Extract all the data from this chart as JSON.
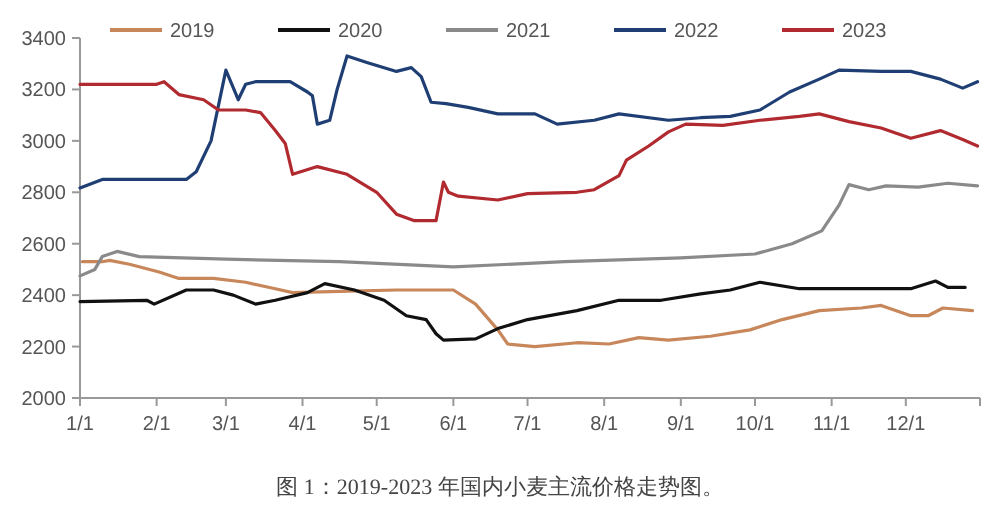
{
  "chart_data": {
    "type": "line",
    "legend": "top",
    "grid": false,
    "marker": "none",
    "line_style": "solid",
    "xlim": [
      "--01-01",
      "--12-31"
    ],
    "xticks": [
      {
        "value": "--01-01",
        "label": "1/1"
      },
      {
        "value": "--02-01",
        "label": "2/1"
      },
      {
        "value": "--03-01",
        "label": "3/1"
      },
      {
        "value": "--04-01",
        "label": "4/1"
      },
      {
        "value": "--05-01",
        "label": "5/1"
      },
      {
        "value": "--06-01",
        "label": "6/1"
      },
      {
        "value": "--07-01",
        "label": "7/1"
      },
      {
        "value": "--08-01",
        "label": "8/1"
      },
      {
        "value": "--09-01",
        "label": "9/1"
      },
      {
        "value": "--10-01",
        "label": "10/1"
      },
      {
        "value": "--11-01",
        "label": "11/1"
      },
      {
        "value": "--12-01",
        "label": "12/1"
      },
      {
        "value": "--12-31",
        "label": null
      }
    ],
    "ylim": [
      2000,
      3400
    ],
    "yticks": [
      2000,
      2200,
      2400,
      2600,
      2800,
      3000,
      3200,
      3400
    ],
    "annotations": [
      "图 1：2019-2023 年国内小麦主流价格走势图。"
    ],
    "series": [
      {
        "name": "2019",
        "color": "#c8875a",
        "x": [
          "--01-02",
          "--01-10",
          "--01-13",
          "--01-21",
          "--02-02",
          "--02-10",
          "--02-24",
          "--03-09",
          "--03-21",
          "--03-28",
          "--04-16",
          "--05-09",
          "--06-01",
          "--06-10",
          "--06-19",
          "--06-23",
          "--07-04",
          "--07-21",
          "--08-03",
          "--08-15",
          "--08-27",
          "--09-13",
          "--09-29",
          "--10-12",
          "--10-27",
          "--11-13",
          "--11-21",
          "--12-03",
          "--12-10",
          "--12-16",
          "--12-28"
        ],
        "values": [
          2530,
          2530,
          2535,
          2520,
          2490,
          2465,
          2465,
          2450,
          2425,
          2410,
          2415,
          2420,
          2420,
          2365,
          2265,
          2210,
          2200,
          2215,
          2210,
          2235,
          2225,
          2240,
          2265,
          2305,
          2340,
          2350,
          2360,
          2320,
          2320,
          2350,
          2340
        ]
      },
      {
        "name": "2020",
        "color": "#111111",
        "x": [
          "--01-01",
          "--01-28",
          "--01-31",
          "--02-13",
          "--02-24",
          "--03-04",
          "--03-13",
          "--03-21",
          "--04-03",
          "--04-10",
          "--04-22",
          "--05-04",
          "--05-13",
          "--05-21",
          "--05-25",
          "--05-28",
          "--06-10",
          "--06-19",
          "--07-01",
          "--07-21",
          "--08-07",
          "--08-24",
          "--09-09",
          "--09-21",
          "--10-03",
          "--10-19",
          "--11-06",
          "--12-03",
          "--12-13",
          "--12-18",
          "--12-25"
        ],
        "values": [
          2375,
          2380,
          2365,
          2420,
          2420,
          2400,
          2365,
          2380,
          2410,
          2445,
          2420,
          2380,
          2320,
          2305,
          2250,
          2225,
          2230,
          2270,
          2305,
          2340,
          2380,
          2380,
          2405,
          2420,
          2450,
          2425,
          2425,
          2425,
          2455,
          2430,
          2430
        ]
      },
      {
        "name": "2021",
        "color": "#8a8a8a",
        "x": [
          "--01-01",
          "--01-07",
          "--01-10",
          "--01-16",
          "--01-25",
          "--03-01",
          "--04-16",
          "--06-01",
          "--07-16",
          "--09-01",
          "--10-01",
          "--10-16",
          "--10-28",
          "--11-04",
          "--11-08",
          "--11-16",
          "--11-23",
          "--12-06",
          "--12-18",
          "--12-30"
        ],
        "values": [
          2475,
          2500,
          2550,
          2570,
          2550,
          2540,
          2530,
          2510,
          2530,
          2545,
          2560,
          2600,
          2650,
          2750,
          2830,
          2810,
          2825,
          2820,
          2835,
          2825
        ]
      },
      {
        "name": "2022",
        "color": "#1f3f74",
        "x": [
          "--01-01",
          "--01-10",
          "--01-16",
          "--02-13",
          "--02-17",
          "--02-23",
          "--03-01",
          "--03-06",
          "--03-09",
          "--03-13",
          "--03-27",
          "--04-03",
          "--04-05",
          "--04-07",
          "--04-12",
          "--04-15",
          "--04-19",
          "--04-27",
          "--05-09",
          "--05-15",
          "--05-19",
          "--05-23",
          "--05-29",
          "--06-07",
          "--06-19",
          "--07-04",
          "--07-13",
          "--07-28",
          "--08-07",
          "--08-27",
          "--09-09",
          "--09-21",
          "--10-03",
          "--10-15",
          "--10-27",
          "--11-04",
          "--11-21",
          "--12-03",
          "--12-15",
          "--12-24",
          "--12-30"
        ],
        "values": [
          2817,
          2850,
          2850,
          2850,
          2880,
          3000,
          3275,
          3160,
          3220,
          3230,
          3230,
          3190,
          3175,
          3065,
          3080,
          3200,
          3330,
          3305,
          3270,
          3285,
          3250,
          3150,
          3145,
          3130,
          3105,
          3105,
          3065,
          3080,
          3105,
          3080,
          3090,
          3095,
          3120,
          3190,
          3240,
          3275,
          3270,
          3270,
          3240,
          3205,
          3230
        ]
      },
      {
        "name": "2023",
        "color": "#b02a30",
        "x": [
          "--01-01",
          "--02-01",
          "--02-04",
          "--02-10",
          "--02-20",
          "--02-26",
          "--03-09",
          "--03-15",
          "--03-21",
          "--03-25",
          "--03-28",
          "--04-07",
          "--04-19",
          "--05-01",
          "--05-09",
          "--05-16",
          "--05-25",
          "--05-28",
          "--05-30",
          "--06-03",
          "--06-19",
          "--07-01",
          "--07-21",
          "--07-28",
          "--08-07",
          "--08-10",
          "--08-19",
          "--08-27",
          "--09-03",
          "--09-18",
          "--10-03",
          "--10-19",
          "--10-27",
          "--11-08",
          "--11-21",
          "--12-03",
          "--12-15",
          "--12-24",
          "--12-30"
        ],
        "values": [
          3220,
          3220,
          3230,
          3180,
          3160,
          3120,
          3120,
          3110,
          3040,
          2990,
          2870,
          2900,
          2870,
          2800,
          2715,
          2690,
          2690,
          2840,
          2800,
          2785,
          2770,
          2795,
          2800,
          2810,
          2865,
          2925,
          2980,
          3035,
          3065,
          3060,
          3080,
          3095,
          3105,
          3075,
          3050,
          3010,
          3040,
          3005,
          2980
        ]
      }
    ]
  }
}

▶ [Task goal] Make a word-for-word copy of the entries, without any pictures.

▶ [Response below]
Extract all the data from this chart as JSON.
{
  "chart_data": {
    "type": "line",
    "legend": "top",
    "grid": false,
    "marker": "none",
    "line_style": "solid",
    "xlim": [
      "--01-01",
      "--12-31"
    ],
    "xticks": [
      {
        "value": "--01-01",
        "label": "1/1"
      },
      {
        "value": "--02-01",
        "label": "2/1"
      },
      {
        "value": "--03-01",
        "label": "3/1"
      },
      {
        "value": "--04-01",
        "label": "4/1"
      },
      {
        "value": "--05-01",
        "label": "5/1"
      },
      {
        "value": "--06-01",
        "label": "6/1"
      },
      {
        "value": "--07-01",
        "label": "7/1"
      },
      {
        "value": "--08-01",
        "label": "8/1"
      },
      {
        "value": "--09-01",
        "label": "9/1"
      },
      {
        "value": "--10-01",
        "label": "10/1"
      },
      {
        "value": "--11-01",
        "label": "11/1"
      },
      {
        "value": "--12-01",
        "label": "12/1"
      },
      {
        "value": "--12-31",
        "label": null
      }
    ],
    "ylim": [
      2000,
      3400
    ],
    "yticks": [
      2000,
      2200,
      2400,
      2600,
      2800,
      3000,
      3200,
      3400
    ],
    "annotations": [
      "图 1：2019-2023 年国内小麦主流价格走势图。"
    ],
    "series": [
      {
        "name": "2019",
        "color": "#c8875a",
        "x": [
          "--01-02",
          "--01-10",
          "--01-13",
          "--01-21",
          "--02-02",
          "--02-10",
          "--02-24",
          "--03-09",
          "--03-21",
          "--03-28",
          "--04-16",
          "--05-09",
          "--06-01",
          "--06-10",
          "--06-19",
          "--06-23",
          "--07-04",
          "--07-21",
          "--08-03",
          "--08-15",
          "--08-27",
          "--09-13",
          "--09-29",
          "--10-12",
          "--10-27",
          "--11-13",
          "--11-21",
          "--12-03",
          "--12-10",
          "--12-16",
          "--12-28"
        ],
        "values": [
          2530,
          2530,
          2535,
          2520,
          2490,
          2465,
          2465,
          2450,
          2425,
          2410,
          2415,
          2420,
          2420,
          2365,
          2265,
          2210,
          2200,
          2215,
          2210,
          2235,
          2225,
          2240,
          2265,
          2305,
          2340,
          2350,
          2360,
          2320,
          2320,
          2350,
          2340
        ]
      },
      {
        "name": "2020",
        "color": "#111111",
        "x": [
          "--01-01",
          "--01-28",
          "--01-31",
          "--02-13",
          "--02-24",
          "--03-04",
          "--03-13",
          "--03-21",
          "--04-03",
          "--04-10",
          "--04-22",
          "--05-04",
          "--05-13",
          "--05-21",
          "--05-25",
          "--05-28",
          "--06-10",
          "--06-19",
          "--07-01",
          "--07-21",
          "--08-07",
          "--08-24",
          "--09-09",
          "--09-21",
          "--10-03",
          "--10-19",
          "--11-06",
          "--12-03",
          "--12-13",
          "--12-18",
          "--12-25"
        ],
        "values": [
          2375,
          2380,
          2365,
          2420,
          2420,
          2400,
          2365,
          2380,
          2410,
          2445,
          2420,
          2380,
          2320,
          2305,
          2250,
          2225,
          2230,
          2270,
          2305,
          2340,
          2380,
          2380,
          2405,
          2420,
          2450,
          2425,
          2425,
          2425,
          2455,
          2430,
          2430
        ]
      },
      {
        "name": "2021",
        "color": "#8a8a8a",
        "x": [
          "--01-01",
          "--01-07",
          "--01-10",
          "--01-16",
          "--01-25",
          "--03-01",
          "--04-16",
          "--06-01",
          "--07-16",
          "--09-01",
          "--10-01",
          "--10-16",
          "--10-28",
          "--11-04",
          "--11-08",
          "--11-16",
          "--11-23",
          "--12-06",
          "--12-18",
          "--12-30"
        ],
        "values": [
          2475,
          2500,
          2550,
          2570,
          2550,
          2540,
          2530,
          2510,
          2530,
          2545,
          2560,
          2600,
          2650,
          2750,
          2830,
          2810,
          2825,
          2820,
          2835,
          2825
        ]
      },
      {
        "name": "2022",
        "color": "#1f3f74",
        "x": [
          "--01-01",
          "--01-10",
          "--01-16",
          "--02-13",
          "--02-17",
          "--02-23",
          "--03-01",
          "--03-06",
          "--03-09",
          "--03-13",
          "--03-27",
          "--04-03",
          "--04-05",
          "--04-07",
          "--04-12",
          "--04-15",
          "--04-19",
          "--04-27",
          "--05-09",
          "--05-15",
          "--05-19",
          "--05-23",
          "--05-29",
          "--06-07",
          "--06-19",
          "--07-04",
          "--07-13",
          "--07-28",
          "--08-07",
          "--08-27",
          "--09-09",
          "--09-21",
          "--10-03",
          "--10-15",
          "--10-27",
          "--11-04",
          "--11-21",
          "--12-03",
          "--12-15",
          "--12-24",
          "--12-30"
        ],
        "values": [
          2817,
          2850,
          2850,
          2850,
          2880,
          3000,
          3275,
          3160,
          3220,
          3230,
          3230,
          3190,
          3175,
          3065,
          3080,
          3200,
          3330,
          3305,
          3270,
          3285,
          3250,
          3150,
          3145,
          3130,
          3105,
          3105,
          3065,
          3080,
          3105,
          3080,
          3090,
          3095,
          3120,
          3190,
          3240,
          3275,
          3270,
          3270,
          3240,
          3205,
          3230
        ]
      },
      {
        "name": "2023",
        "color": "#b02a30",
        "x": [
          "--01-01",
          "--02-01",
          "--02-04",
          "--02-10",
          "--02-20",
          "--02-26",
          "--03-09",
          "--03-15",
          "--03-21",
          "--03-25",
          "--03-28",
          "--04-07",
          "--04-19",
          "--05-01",
          "--05-09",
          "--05-16",
          "--05-25",
          "--05-28",
          "--05-30",
          "--06-03",
          "--06-19",
          "--07-01",
          "--07-21",
          "--07-28",
          "--08-07",
          "--08-10",
          "--08-19",
          "--08-27",
          "--09-03",
          "--09-18",
          "--10-03",
          "--10-19",
          "--10-27",
          "--11-08",
          "--11-21",
          "--12-03",
          "--12-15",
          "--12-24",
          "--12-30"
        ],
        "values": [
          3220,
          3220,
          3230,
          3180,
          3160,
          3120,
          3120,
          3110,
          3040,
          2990,
          2870,
          2900,
          2870,
          2800,
          2715,
          2690,
          2690,
          2840,
          2800,
          2785,
          2770,
          2795,
          2800,
          2810,
          2865,
          2925,
          2980,
          3035,
          3065,
          3060,
          3080,
          3095,
          3105,
          3075,
          3050,
          3010,
          3040,
          3005,
          2980
        ]
      }
    ]
  }
}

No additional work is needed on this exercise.